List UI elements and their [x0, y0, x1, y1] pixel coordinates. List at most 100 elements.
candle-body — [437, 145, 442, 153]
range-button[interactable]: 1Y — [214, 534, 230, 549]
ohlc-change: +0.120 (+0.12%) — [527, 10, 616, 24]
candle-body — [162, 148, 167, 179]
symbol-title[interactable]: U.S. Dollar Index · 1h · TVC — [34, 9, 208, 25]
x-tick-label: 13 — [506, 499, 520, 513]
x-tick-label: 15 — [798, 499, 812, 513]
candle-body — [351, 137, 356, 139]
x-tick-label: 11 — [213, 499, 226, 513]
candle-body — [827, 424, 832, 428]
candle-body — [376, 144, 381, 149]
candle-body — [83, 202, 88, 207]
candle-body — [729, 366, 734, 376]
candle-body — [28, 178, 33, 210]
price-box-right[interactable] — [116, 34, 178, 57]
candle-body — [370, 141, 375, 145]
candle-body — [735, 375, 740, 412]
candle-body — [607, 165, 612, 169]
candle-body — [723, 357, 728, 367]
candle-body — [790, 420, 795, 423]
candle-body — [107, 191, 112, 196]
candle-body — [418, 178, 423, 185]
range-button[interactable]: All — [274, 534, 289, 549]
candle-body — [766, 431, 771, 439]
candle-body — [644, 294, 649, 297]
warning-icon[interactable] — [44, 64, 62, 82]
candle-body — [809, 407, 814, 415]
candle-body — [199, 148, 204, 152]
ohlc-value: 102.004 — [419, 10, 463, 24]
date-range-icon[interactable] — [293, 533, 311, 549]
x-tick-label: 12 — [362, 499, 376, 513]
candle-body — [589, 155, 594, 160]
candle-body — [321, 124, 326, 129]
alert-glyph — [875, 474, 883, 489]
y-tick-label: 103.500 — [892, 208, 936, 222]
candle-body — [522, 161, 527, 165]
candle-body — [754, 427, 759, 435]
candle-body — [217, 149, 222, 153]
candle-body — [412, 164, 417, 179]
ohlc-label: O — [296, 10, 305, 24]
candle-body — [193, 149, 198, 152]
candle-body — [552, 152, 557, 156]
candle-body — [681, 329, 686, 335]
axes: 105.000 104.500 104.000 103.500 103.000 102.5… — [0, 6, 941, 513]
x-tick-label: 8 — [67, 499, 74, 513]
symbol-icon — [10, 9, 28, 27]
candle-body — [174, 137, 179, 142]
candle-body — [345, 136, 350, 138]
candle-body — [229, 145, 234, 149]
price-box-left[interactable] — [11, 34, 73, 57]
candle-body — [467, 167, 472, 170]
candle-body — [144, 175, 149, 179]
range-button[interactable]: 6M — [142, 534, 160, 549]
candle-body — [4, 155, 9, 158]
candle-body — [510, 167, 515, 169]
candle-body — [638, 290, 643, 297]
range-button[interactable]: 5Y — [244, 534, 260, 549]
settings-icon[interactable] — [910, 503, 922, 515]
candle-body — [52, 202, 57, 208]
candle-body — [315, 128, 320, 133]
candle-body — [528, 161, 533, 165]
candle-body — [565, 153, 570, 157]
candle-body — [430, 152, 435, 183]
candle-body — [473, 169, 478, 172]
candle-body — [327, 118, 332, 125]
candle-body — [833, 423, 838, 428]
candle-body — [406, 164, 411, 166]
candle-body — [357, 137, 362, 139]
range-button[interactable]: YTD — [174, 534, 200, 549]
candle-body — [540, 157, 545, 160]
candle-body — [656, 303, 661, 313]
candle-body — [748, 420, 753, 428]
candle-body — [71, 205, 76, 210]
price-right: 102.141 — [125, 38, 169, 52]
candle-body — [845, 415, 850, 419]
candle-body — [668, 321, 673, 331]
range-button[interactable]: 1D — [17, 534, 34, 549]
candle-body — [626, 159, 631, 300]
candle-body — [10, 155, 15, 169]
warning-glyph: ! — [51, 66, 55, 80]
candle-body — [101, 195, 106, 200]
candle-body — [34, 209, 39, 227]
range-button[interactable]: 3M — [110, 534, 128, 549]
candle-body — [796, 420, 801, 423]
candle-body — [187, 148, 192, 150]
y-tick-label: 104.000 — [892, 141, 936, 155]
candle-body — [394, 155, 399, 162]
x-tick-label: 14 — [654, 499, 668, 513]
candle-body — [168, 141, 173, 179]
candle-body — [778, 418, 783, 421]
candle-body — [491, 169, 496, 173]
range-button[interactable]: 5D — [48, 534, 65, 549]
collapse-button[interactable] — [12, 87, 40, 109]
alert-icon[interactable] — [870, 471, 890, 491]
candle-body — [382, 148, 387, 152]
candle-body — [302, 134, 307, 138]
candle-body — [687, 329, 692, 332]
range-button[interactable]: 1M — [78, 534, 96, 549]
───
*What is expected*
Recast the items, from the first line up to and including the line that contains "candle-body — [467, 167, 472, 170]", as a Markdown table with the columns No. and Line. Number each row and omit any blank lines.

*Problem solution*
| No. | Line |
|---|---|
| 1 | List UI elements and their [x0, y0, x1, y1] pixel coordinates. List at most 100 elements. |
| 2 | candle-body — [437, 145, 442, 153] |
| 3 | range-button[interactable]: 1Y — [214, 534, 230, 549] |
| 4 | ohlc-change: +0.120 (+0.12%) — [527, 10, 616, 24] |
| 5 | candle-body — [162, 148, 167, 179] |
| 6 | symbol-title[interactable]: U.S. Dollar Index · 1h · TVC — [34, 9, 208, 25] |
| 7 | x-tick-label: 13 — [506, 499, 520, 513] |
| 8 | x-tick-label: 15 — [798, 499, 812, 513] |
| 9 | candle-body — [351, 137, 356, 139] |
| 10 | x-tick-label: 11 — [213, 499, 226, 513] |
| 11 | candle-body — [827, 424, 832, 428] |
| 12 | candle-body — [376, 144, 381, 149] |
| 13 | candle-body — [83, 202, 88, 207] |
| 14 | candle-body — [729, 366, 734, 376] |
| 15 | candle-body — [28, 178, 33, 210] |
| 16 | price-box-right[interactable] — [116, 34, 178, 57] |
| 17 | candle-body — [370, 141, 375, 145] |
| 18 | candle-body — [735, 375, 740, 412] |
| 19 | candle-body — [607, 165, 612, 169] |
| 20 | candle-body — [723, 357, 728, 367] |
| 21 | candle-body — [790, 420, 795, 423] |
| 22 | candle-body — [107, 191, 112, 196] |
| 23 | candle-body — [418, 178, 423, 185] |
| 24 | range-button[interactable]: All — [274, 534, 289, 549] |
| 25 | candle-body — [766, 431, 771, 439] |
| 26 | candle-body — [644, 294, 649, 297] |
| 27 | warning-icon[interactable] — [44, 64, 62, 82] |
| 28 | candle-body — [809, 407, 814, 415] |
| 29 | candle-body — [199, 148, 204, 152] |
| 30 | ohlc-value: 102.004 — [419, 10, 463, 24] |
| 31 | date-range-icon[interactable] — [293, 533, 311, 549] |
| 32 | x-tick-label: 12 — [362, 499, 376, 513] |
| 33 | candle-body — [589, 155, 594, 160] |
| 34 | candle-body — [321, 124, 326, 129] |
| 35 | alert-glyph — [875, 474, 883, 489] |
| 36 | y-tick-label: 103.500 — [892, 208, 936, 222] |
| 37 | candle-body — [522, 161, 527, 165] |
| 38 | candle-body — [754, 427, 759, 435] |
| 39 | candle-body — [217, 149, 222, 153] |
| 40 | candle-body — [412, 164, 417, 179] |
| 41 | ohlc-label: O — [296, 10, 305, 24] |
| 42 | candle-body — [193, 149, 198, 152] |
| 43 | candle-body — [552, 152, 557, 156] |
| 44 | candle-body — [681, 329, 686, 335] |
| 45 | axes: 105.000 104.500 104.000 103.500 103.000 102.5… — [0, 6, 941, 513] |
| 46 | x-tick-label: 8 — [67, 499, 74, 513] |
| 47 | symbol-icon — [10, 9, 28, 27] |
| 48 | candle-body — [174, 137, 179, 142] |
| 49 | candle-body — [345, 136, 350, 138] |
| 50 | candle-body — [229, 145, 234, 149] |
| 51 | price-box-left[interactable] — [11, 34, 73, 57] |
| 52 | candle-body — [467, 167, 472, 170] |